WHAT YOU WILL DO =>
Filter these entries so that only lines with the word "LAMPKIN" remain.

Stored items
start
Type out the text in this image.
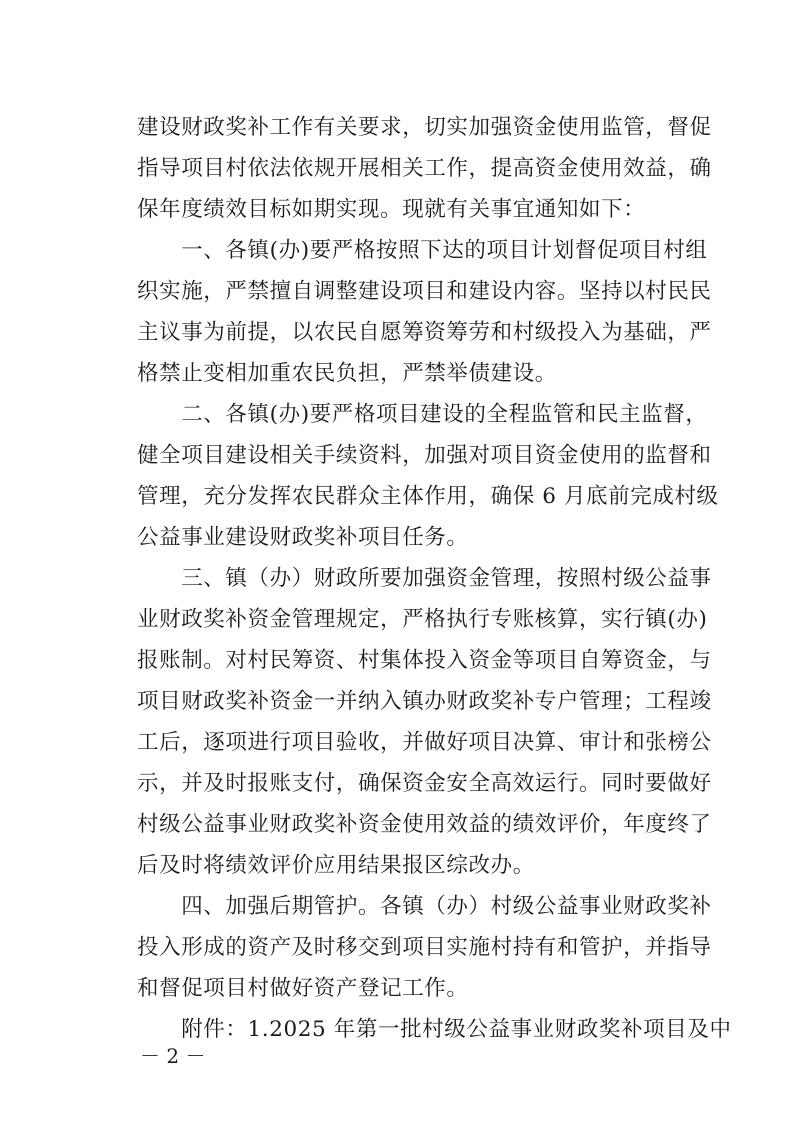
建设财政奖补工作有关要求，切实加强资金使用监管，督促
指导项目村依法依规开展相关工作，提高资金使用效益，确
保年度绩效目标如期实现。现就有关事宜通知如下：
　　一、各镇(办)要严格按照下达的项目计划督促项目村组
织实施，严禁擅自调整建设项目和建设内容。坚持以村民民
主议事为前提，以农民自愿筹资筹劳和村级投入为基础，严
格禁止变相加重农民负担，严禁举债建设。
　　二、各镇(办)要严格项目建设的全程监管和民主监督，
健全项目建设相关手续资料，加强对项目资金使用的监督和
管理，充分发挥农民群众主体作用，确保 6 月底前完成村级
公益事业建设财政奖补项目任务。
　　三、镇（办）财政所要加强资金管理，按照村级公益事
业财政奖补资金管理规定，严格执行专账核算，实行镇(办)
报账制。对村民筹资、村集体投入资金等项目自筹资金，与
项目财政奖补资金一并纳入镇办财政奖补专户管理；工程竣
工后，逐项进行项目验收，并做好项目决算、审计和张榜公
示，并及时报账支付，确保资金安全高效运行。同时要做好
村级公益事业财政奖补资金使用效益的绩效评价，年度终了
后及时将绩效评价应用结果报区综改办。
　　四、加强后期管护。各镇（办）村级公益事业财政奖补
投入形成的资产及时移交到项目实施村持有和管护，并指导
和督促项目村做好资产登记工作。
　　附件：1.2025 年第一批村级公益事业财政奖补项目及中
－ 2 －
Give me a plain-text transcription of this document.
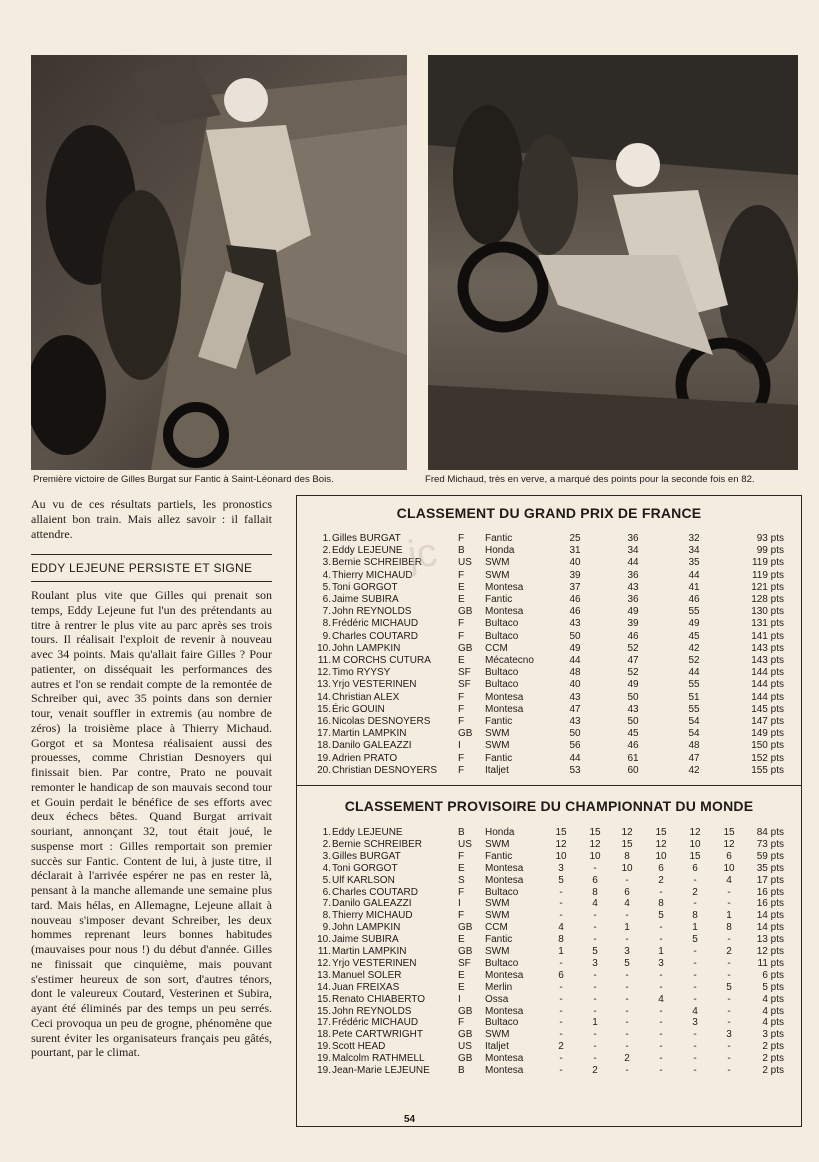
Première victoire de Gilles Burgat sur Fantic à Saint-Léonard des Bois.	Fred Michaud, très en verve, a marqué des points pour la seconde fois en 82.
Au vu de ces résultats partiels, les pronostics allaient bon train. Mais allez savoir : il fallait attendre.
EDDY LEJEUNE PERSISTE ET SIGNE
Roulant plus vite que Gilles qui prenait son temps, Eddy Lejeune fut l'un des prétendants au titre à rentrer le plus vite au parc après ses trois tours. Il réalisait l'exploit de revenir à nouveau avec 34 points. Mais qu'allait faire Gilles ? Pour patienter, on disséquait les performances des autres et l'on se rendait compte de la remontée de Schreiber qui, avec 35 points dans son dernier tour, venait souffler in extremis (au nombre de zéros) la troisième place à Thierry Michaud. Gorgot et sa Montesa réalisaient aussi des prouesses, comme Christian Desnoyers qui finissait bien. Par contre, Prato ne pouvait remonter le handicap de son mauvais second tour et Gouin perdait le bénéfice de ses efforts avec deux échecs bêtes. Quand Burgat arrivait souriant, annonçant 32, tout était joué, le suspense mort : Gilles remportait son premier succès sur Fantic. Content de lui, à juste titre, il déclarait à l'arrivée espérer ne pas en rester là, pensant à la manche allemande une semaine plus tard. Mais hélas, en Allemagne, Lejeune allait à nouveau s'imposer devant Schreiber, les deux hommes reprenant leurs bonnes habitudes (mauvaises pour nous !) du début d'année. Gilles ne finissait que cinquième, mais pouvant s'estimer heureux de son sort, d'autres ténors, dont le valeureux Coutard, Vesterinen et Subira, ayant été éliminés par des temps un peu serrés. Ceci provoqua un peu de grogne, phénomène que surent éviter les organisateurs français peu gâtés, pourtant, par le climat.
CLASSEMENT DU GRAND PRIX DE FRANCE
1. Gilles BURGAT	F Fantic	25	36	32	93 pts
2. Eddy LEJEUNE	B Honda	31	34	34	99 pts
3. Bernie SCHREIBER	US SWM	40	44	35	119 pts
4. Thierry MICHAUD	F SWM	39	36	44	119 pts
5. Toni GORGOT	E Montesa	37	43	41	121 pts
6. Jaime SUBIRA	E Fantic	46	36	46	128 pts
7. John REYNOLDS	GB Montesa	46	49	55	130 pts
8. Frédéric MICHAUD	F Bultaco	43	39	49	131 pts
9. Charles COUTARD	F Bultaco	50	46	45	141 pts
10. John LAMPKIN	GB CCM	49	52	42	143 pts
11. M CORCHS CUTURA	E Mécatecno	44	47	52	143 pts
12. Timo RYYSY	SF Bultaco	48	52	44	144 pts
13. Yrjo VESTERINEN	SF Bultaco	40	49	55	144 pts
14. Christian ALEX	F Montesa	43	50	51	144 pts
15. Éric GOUIN	F Montesa	47	43	55	145 pts
16. Nicolas DESNOYERS	F Fantic	43	50	54	147 pts
17. Martin LAMPKIN	GB SWM	50	45	54	149 pts
18. Danilo GALEAZZI	I SWM	56	46	48	150 pts
19. Adrien PRATO	F Fantic	44	61	47	152 pts
20. Christian DESNOYERS F Italjet	53	60	42	155 pts
CLASSEMENT PROVISOIRE DU CHAMPIONNAT DU MONDE
1. Eddy LEJEUNE	B Honda	15	15	12	15	12	15	84 pts
2. Bernie SCHREIBER	US SWM	12	12	15	12	10	12	73 pts
3. Gilles BURGAT	F Fantic	10	10	8	10	15	6	59 pts
4. Toni GORGOT	E Montesa	3	-	10	6	6	10	35 pts
5. Ulf KARLSON	S Montesa	5	6	-	2	-	4	17 pts
6. Charles COUTARD	F Bultaco	-	8	6	-	2	-	16 pts
7. Danilo GALEAZZI	I SWM	-	4	4	8	-	-	16 pts
8. Thierry MICHAUD	F SWM	-	-	-	5	8	1	14 pts
9. John LAMPKIN	GB CCM	4	-	1	-	1	8	14 pts
10. Jaime SUBIRA	E Fantic	8	-	-	-	5	-	13 pts
11. Martin LAMPKIN	GB SWM	1	5	3	1	-	2	12 pts
12. Yrjo VESTERINEN	SF Bultaco	-	3	5	3	-	-	11 pts
13. Manuel SOLER	E Montesa	6	-	-	-	-	-	6 pts
14. Juan FREIXAS	E Merlin	-	-	-	-	-	5	5 pts
15. Renato CHIABERTO	I Ossa	-	-	-	4	-	-	4 pts
15. John REYNOLDS	GB Montesa	-	-	-	-	4	-	4 pts
17. Frédéric MICHAUD	F Bultaco	-	1	-	-	3	-	4 pts
18. Pete CARTWRIGHT	GB SWM	-	-	-	-	-	3	3 pts
19. Scott HEAD	US Italjet	2	-	-	-	-	-	2 pts
19. Malcolm RATHMELL	GB Montesa	-	-	2	-	-	-	2 pts
19. Jean-Marie LEJEUNE	B Montesa	-	2	-	-	-	-	2 pts
jc
54
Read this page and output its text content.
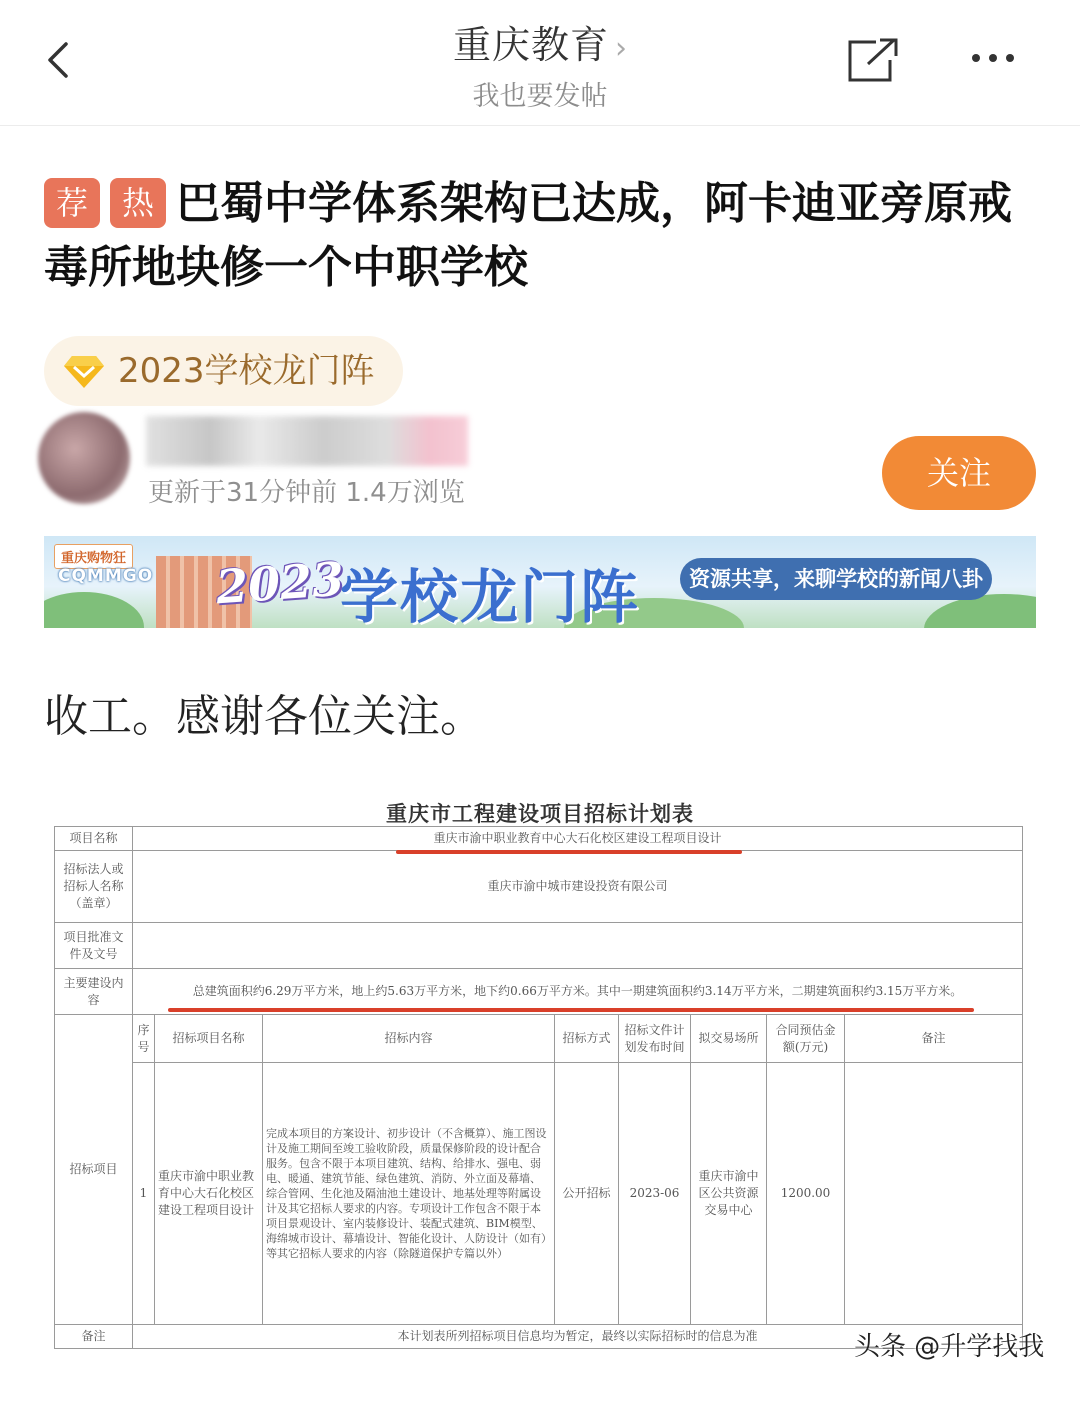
重庆教育 ›
我也要发帖
荐 热 巴蜀中学体系架构已达成，阿卡迪亚旁原戒毒所地块修一个中职学校
2023学校龙门阵
更新于31分钟前 1.4万浏览
关注
重庆购物狂
CQMMGO 2023
学校龙门阵	资源共享，来聊学校的新闻八卦
收工。感谢各位关注。
重庆市工程建设项目招标计划表
项目名称	重庆市渝中职业教育中心大石化校区建设工程项目设计							
招标法人或招标人名称（盖章）	重庆市渝中城市建设投资有限公司							
项目批准文件及文号								
主要建设内容	总建筑面积约6.29万平方米，地上约5.63万平方米，地下约0.66万平方米。其中一期建筑面积约3.14万平方米，二期建筑面积约3.15万平方米。							
招标项目	序号	招标项目名称	招标内容	招标方式	招标文件计划发布时间	拟交易场所	合同预估金额(万元)	备注
	1	重庆市渝中职业教育中心大石化校区建设工程项目设计	完成本项目的方案设计、初步设计（不含概算）、施工图设计及施工期间至竣工验收阶段，质量保修阶段的设计配合服务。包含不限于本项目建筑、结构、给排水、强电、弱电、暖通、建筑节能、绿色建筑、消防、外立面及幕墙、综合管网、生化池及隔油池土建设计、地基处理等附属设计及其它招标人要求的内容。专项设计工作包含不限于本项目景观设计、室内装修设计、装配式建筑、BIM模型、海绵城市设计、幕墙设计、智能化设计、人防设计（如有）等其它招标人要求的内容（除隧道保护专篇以外）	公开招标	2023-06	重庆市渝中区公共资源交易中心	1200.00	
备注	本计划表所列招标项目信息均为暂定，最终以实际招标时的信息为准								头条 @升学找我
end
REPLY TO THE TASK =>
10. John LAMPKIN	GB CCM	49	52	42	143 pts
17. Martin LAMPKIN	GB SWM	50	45	54	149 pts
9. John LAMPKIN	GB CCM	4	-	1	-	1	8	14 pts
11. Martin LAMPKIN	GB SWM	1	5	3	1	-	2	12 pts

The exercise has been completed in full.